_WRITTEN REQUEST_: Sort through the entries below and pull out lines containing the word "کتاب".

_MATERIAL SHOWN_:

---------------

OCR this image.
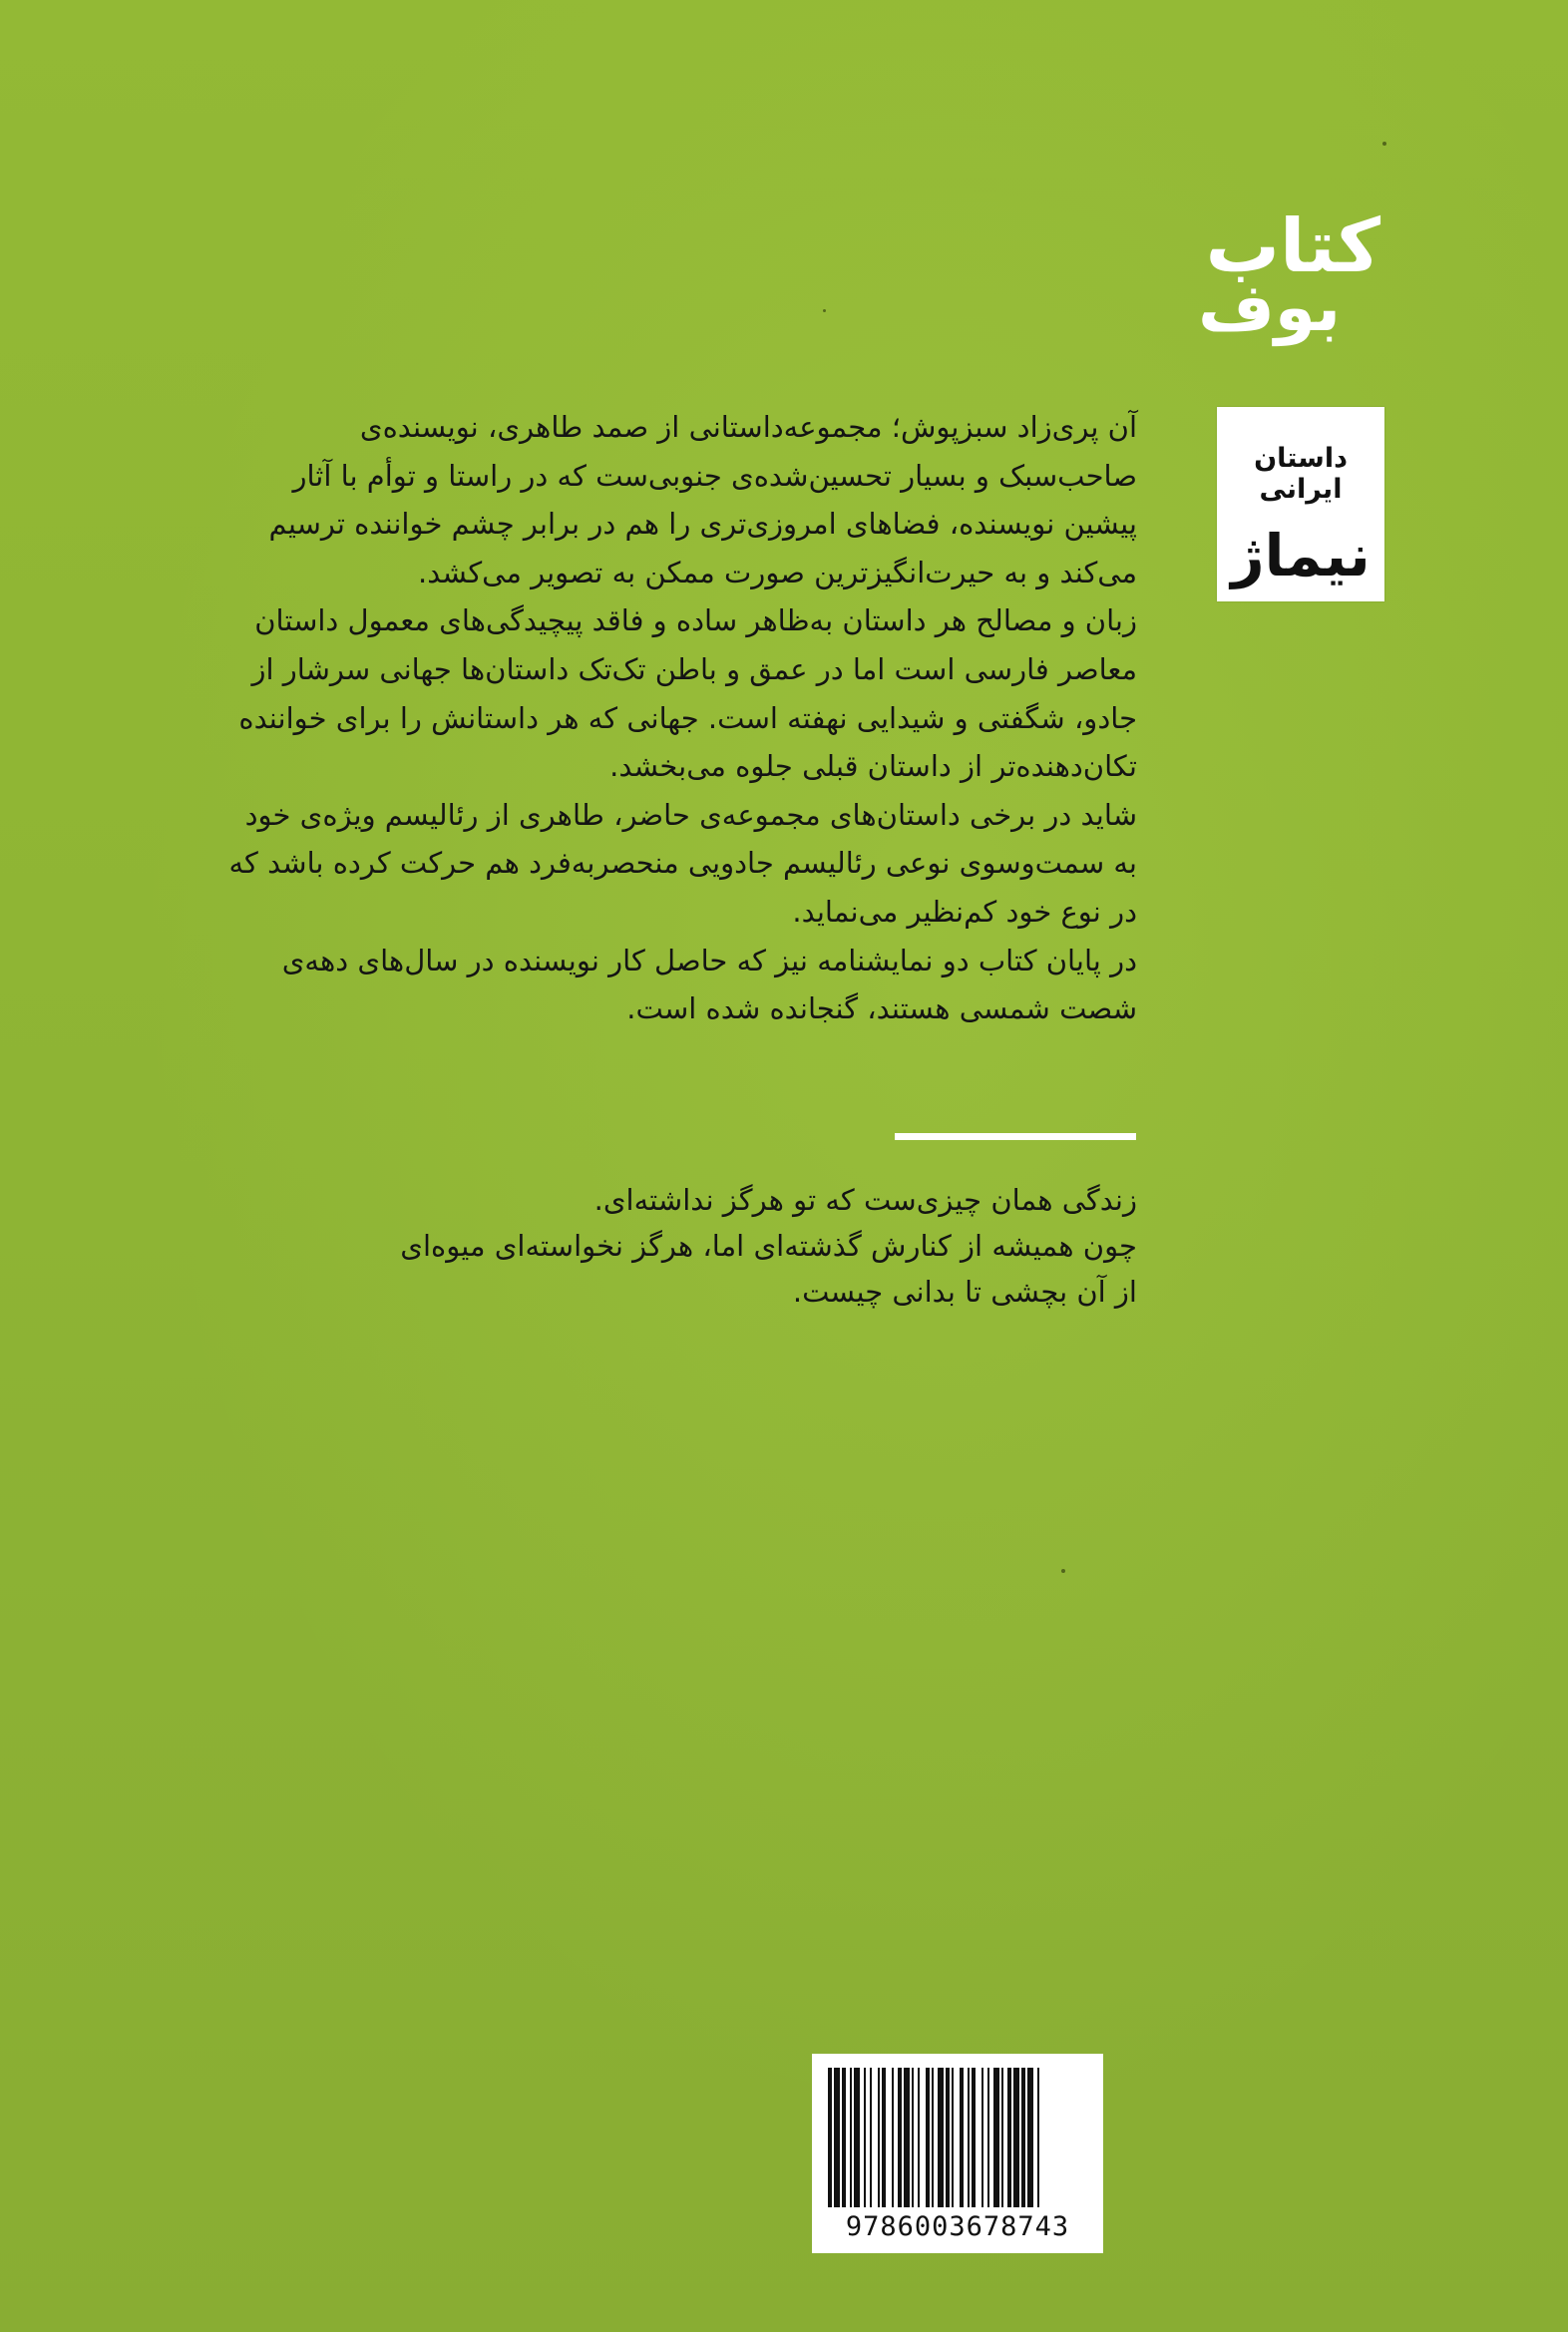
کتاب
بوف
داستان ایرانی
نیماژ

آن پری‌زاد سبزپوش؛ مجموعه‌داستانی از صمد طاهری، نویسنده‌ی صاحب‌سبک و بسیار تحسین‌شده‌ی جنوبی‌ست که در راستا و توأم با آثار پیشین نویسنده، فضاهای امروزی‌تری را هم در برابر چشم خواننده ترسیم می‌کند و به حیرت‌انگیزترین صورت ممکن به تصویر می‌کشد.

زبان و مصالح هر داستان به‌ظاهر ساده و فاقد پیچیدگی‌های معمول داستان معاصر فارسی است اما در عمق و باطن تک‌تک داستان‌ها جهانی سرشار از جادو، شگفتی و شیدایی نهفته است. جهانی که هر داستانش را برای خواننده تکان‌دهنده‌تر از داستان قبلی جلوه می‌بخشد.

شاید در برخی داستان‌های مجموعه‌ی حاضر، طاهری از رئالیسم ویژه‌ی خود به سمت‌وسوی نوعی رئالیسم جادویی منحصربه‌فرد هم حرکت کرده باشد که در نوع خود کم‌نظیر می‌نماید.

در پایان کتاب دو نمایشنامه نیز که حاصل کار نویسنده در سال‌های دهه‌ی شصت شمسی هستند، گنجانده شده است.

زندگی همان چیزی‌ست که تو هرگز نداشته‌ای.

چون همیشه از کنارش گذشته‌ای اما، هرگز نخواسته‌ای میوه‌ای

از آن بچشی تا بدانی چیست.

9786003678743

---------------

_EXERCISE RESULT_:
کتاب
در پایان کتاب دو نمایشنامه نیز که حاصل کار نویسنده در سال‌های دهه‌ی شصت شمسی هستند، گنجانده شده است.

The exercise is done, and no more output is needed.